[Dataset items]
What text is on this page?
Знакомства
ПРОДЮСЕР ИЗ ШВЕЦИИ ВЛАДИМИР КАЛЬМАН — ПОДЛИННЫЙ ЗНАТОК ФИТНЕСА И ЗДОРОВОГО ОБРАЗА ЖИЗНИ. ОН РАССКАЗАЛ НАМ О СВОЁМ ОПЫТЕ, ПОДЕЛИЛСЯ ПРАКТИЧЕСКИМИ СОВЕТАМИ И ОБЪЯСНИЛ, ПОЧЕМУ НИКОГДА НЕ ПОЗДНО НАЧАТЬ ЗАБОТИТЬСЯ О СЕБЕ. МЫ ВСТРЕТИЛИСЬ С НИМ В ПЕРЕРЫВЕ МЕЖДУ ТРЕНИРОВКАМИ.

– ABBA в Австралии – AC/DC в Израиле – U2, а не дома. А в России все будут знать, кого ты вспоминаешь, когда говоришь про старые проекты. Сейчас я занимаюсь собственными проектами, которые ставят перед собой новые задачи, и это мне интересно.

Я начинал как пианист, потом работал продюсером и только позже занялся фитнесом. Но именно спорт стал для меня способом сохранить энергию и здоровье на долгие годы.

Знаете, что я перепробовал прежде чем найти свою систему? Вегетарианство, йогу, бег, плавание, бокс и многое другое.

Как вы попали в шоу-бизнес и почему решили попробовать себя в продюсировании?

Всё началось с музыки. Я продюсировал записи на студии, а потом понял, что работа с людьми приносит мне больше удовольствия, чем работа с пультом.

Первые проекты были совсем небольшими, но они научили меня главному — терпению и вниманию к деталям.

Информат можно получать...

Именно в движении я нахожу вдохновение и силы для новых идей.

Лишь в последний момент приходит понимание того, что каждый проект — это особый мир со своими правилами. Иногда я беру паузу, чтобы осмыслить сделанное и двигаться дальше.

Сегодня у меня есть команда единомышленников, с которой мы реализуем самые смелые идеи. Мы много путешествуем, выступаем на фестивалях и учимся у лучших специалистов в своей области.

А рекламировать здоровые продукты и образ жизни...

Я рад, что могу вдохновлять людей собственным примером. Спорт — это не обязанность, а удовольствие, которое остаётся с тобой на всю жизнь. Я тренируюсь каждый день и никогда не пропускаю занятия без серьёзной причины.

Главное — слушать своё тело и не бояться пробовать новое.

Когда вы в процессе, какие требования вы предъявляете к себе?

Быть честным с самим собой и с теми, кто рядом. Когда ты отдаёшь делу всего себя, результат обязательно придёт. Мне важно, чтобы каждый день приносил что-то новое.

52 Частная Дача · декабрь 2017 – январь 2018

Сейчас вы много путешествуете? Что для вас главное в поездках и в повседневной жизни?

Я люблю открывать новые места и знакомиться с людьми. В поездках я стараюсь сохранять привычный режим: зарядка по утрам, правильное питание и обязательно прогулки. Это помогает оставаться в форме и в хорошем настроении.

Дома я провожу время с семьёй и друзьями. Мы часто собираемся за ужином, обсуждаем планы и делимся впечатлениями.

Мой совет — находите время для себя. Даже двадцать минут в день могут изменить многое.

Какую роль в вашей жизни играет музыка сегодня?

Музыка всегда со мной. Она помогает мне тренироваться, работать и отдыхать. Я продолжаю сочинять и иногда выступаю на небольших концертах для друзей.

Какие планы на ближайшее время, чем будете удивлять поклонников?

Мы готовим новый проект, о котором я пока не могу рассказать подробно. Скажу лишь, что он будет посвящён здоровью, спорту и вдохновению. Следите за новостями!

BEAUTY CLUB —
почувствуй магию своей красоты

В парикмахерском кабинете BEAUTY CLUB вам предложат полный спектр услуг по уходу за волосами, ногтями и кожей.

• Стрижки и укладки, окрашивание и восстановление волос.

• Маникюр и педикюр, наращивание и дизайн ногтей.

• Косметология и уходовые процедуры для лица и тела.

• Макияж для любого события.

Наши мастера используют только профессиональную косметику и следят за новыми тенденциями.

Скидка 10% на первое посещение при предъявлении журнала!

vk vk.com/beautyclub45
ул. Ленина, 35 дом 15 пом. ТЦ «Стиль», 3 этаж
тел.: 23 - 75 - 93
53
...
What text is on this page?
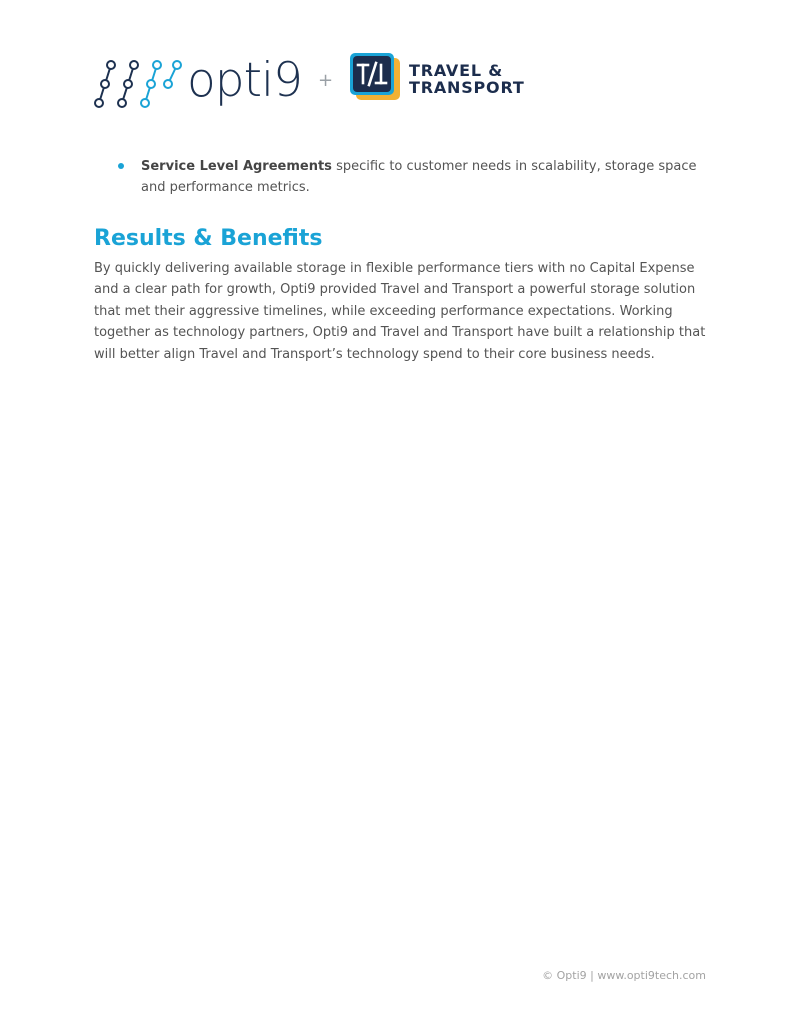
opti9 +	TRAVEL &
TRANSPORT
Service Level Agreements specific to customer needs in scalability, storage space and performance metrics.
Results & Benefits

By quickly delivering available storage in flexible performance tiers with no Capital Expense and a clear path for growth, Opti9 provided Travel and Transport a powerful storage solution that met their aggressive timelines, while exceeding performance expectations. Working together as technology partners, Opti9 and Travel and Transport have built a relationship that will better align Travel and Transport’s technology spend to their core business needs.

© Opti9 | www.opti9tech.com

▶ [Instruction]: Gather each line of the listing that holds the string "многое".

▶ [Exercise solution]:
Знаете, что я перепробовал прежде чем найти свою систему? Вегетарианство, йогу, бег, плавание, бокс и многое другое.
Мой совет — находите время для себя. Даже двадцать минут в день могут изменить многое.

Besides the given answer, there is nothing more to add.